* _Die Aufgaben_
[1] In welcher Stadt wurde Richard Rogers laut dem Text über den Architekten geboren?
[2] Nimm den Text über den Architekten Richard Rogers wieder auf und schreib ihn nach seinem letzten Satz weiter.

* _Der Text_
== == ==

Die Architekten gingen nach der Fertigstellung 1977 getrennte Wege, doch vor allem einer von ihnen blieb dem Prinzip der Offenheit treu: Richard Rogers, der diese Woche seinen 80. Geburtstag feierte. Kurz zuvor wurde außerdem an der Royal Academy in London eine Ausstellung über sein Werk eröffnet. Eine singuläre Ehrung, die fast einen Widerspruch darstellt, denn Rogers war nie ein Architekt, der darauf beharrte, seine Werke nur mit dem eigenen Namen zu unterschreiben. Teamarbeit wie die beim Centre Pompidou prägte seine gesamte Karriere.
1933 in Florenz geboren, zog Rogers mit seinen Eltern kurz vor Kriegsausbruch nach England, wo er Architektur studierte. 1963 gründete er mit seiner Frau Su Brumwell, Wendy Cheeseman und deren Gatte Norman Foster das Team 4. Es war die Zeit des Aufbruchs, in der vor allem in Großbritannien aus dem Glauben an eine bessere Zukunft zahllose öffentliche Bauten entstanden.

== == ==

* _Daten zur Auswertung_
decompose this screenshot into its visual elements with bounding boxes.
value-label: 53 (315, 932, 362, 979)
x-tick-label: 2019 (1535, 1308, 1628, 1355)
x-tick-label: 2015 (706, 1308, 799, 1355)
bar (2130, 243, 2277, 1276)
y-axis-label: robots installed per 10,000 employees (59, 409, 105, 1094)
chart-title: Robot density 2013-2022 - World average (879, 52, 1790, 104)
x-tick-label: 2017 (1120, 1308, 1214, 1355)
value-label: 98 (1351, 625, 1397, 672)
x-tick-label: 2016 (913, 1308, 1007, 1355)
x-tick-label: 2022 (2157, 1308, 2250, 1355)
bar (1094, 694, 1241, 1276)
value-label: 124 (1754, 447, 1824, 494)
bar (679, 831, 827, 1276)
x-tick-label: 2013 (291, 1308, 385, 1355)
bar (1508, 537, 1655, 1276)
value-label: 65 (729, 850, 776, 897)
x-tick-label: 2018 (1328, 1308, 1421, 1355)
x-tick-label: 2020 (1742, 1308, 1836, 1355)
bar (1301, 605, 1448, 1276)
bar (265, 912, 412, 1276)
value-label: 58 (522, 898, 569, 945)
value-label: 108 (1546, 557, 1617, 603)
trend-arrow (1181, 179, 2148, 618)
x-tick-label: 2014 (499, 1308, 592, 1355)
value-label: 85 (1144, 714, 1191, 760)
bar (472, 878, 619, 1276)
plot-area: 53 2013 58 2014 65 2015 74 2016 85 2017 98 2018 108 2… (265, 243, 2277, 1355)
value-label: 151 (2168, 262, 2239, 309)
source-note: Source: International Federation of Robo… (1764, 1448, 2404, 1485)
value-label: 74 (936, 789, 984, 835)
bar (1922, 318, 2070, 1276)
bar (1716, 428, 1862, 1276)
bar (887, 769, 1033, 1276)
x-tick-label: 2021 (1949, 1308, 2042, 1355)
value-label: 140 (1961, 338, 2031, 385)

== == ==

* _Antworten in Reihenfolge_
[1] In Florenz.

[2]
Norman Foster wurde später ebenso zum Superstar wie Renzo Piano. Rogers etablierte mit drei neuen Kollegen die Richard Rogers Partnership und begann seine produktivste Phase. Bei seinem Meisterwerk, dem Lloyd's Building in London, war zwar die fröhliche Siebzigerjahre-Buntheit des Centre Pompidou einer kühlen Blade Runner-Ästhetik gewichen, das Prinzip des Inneres-nach-außen-Stülpens war jedoch exakt dasselbe. Die wie Orgelpfeifen aus Schraubengewinden an der Außenseite arrangierten Stiegen- und Lifttürme erlauben im Inneren ein riesiges Atrium von erhabener Ruhe inmitten der Londoner City-Geschäftigkeit.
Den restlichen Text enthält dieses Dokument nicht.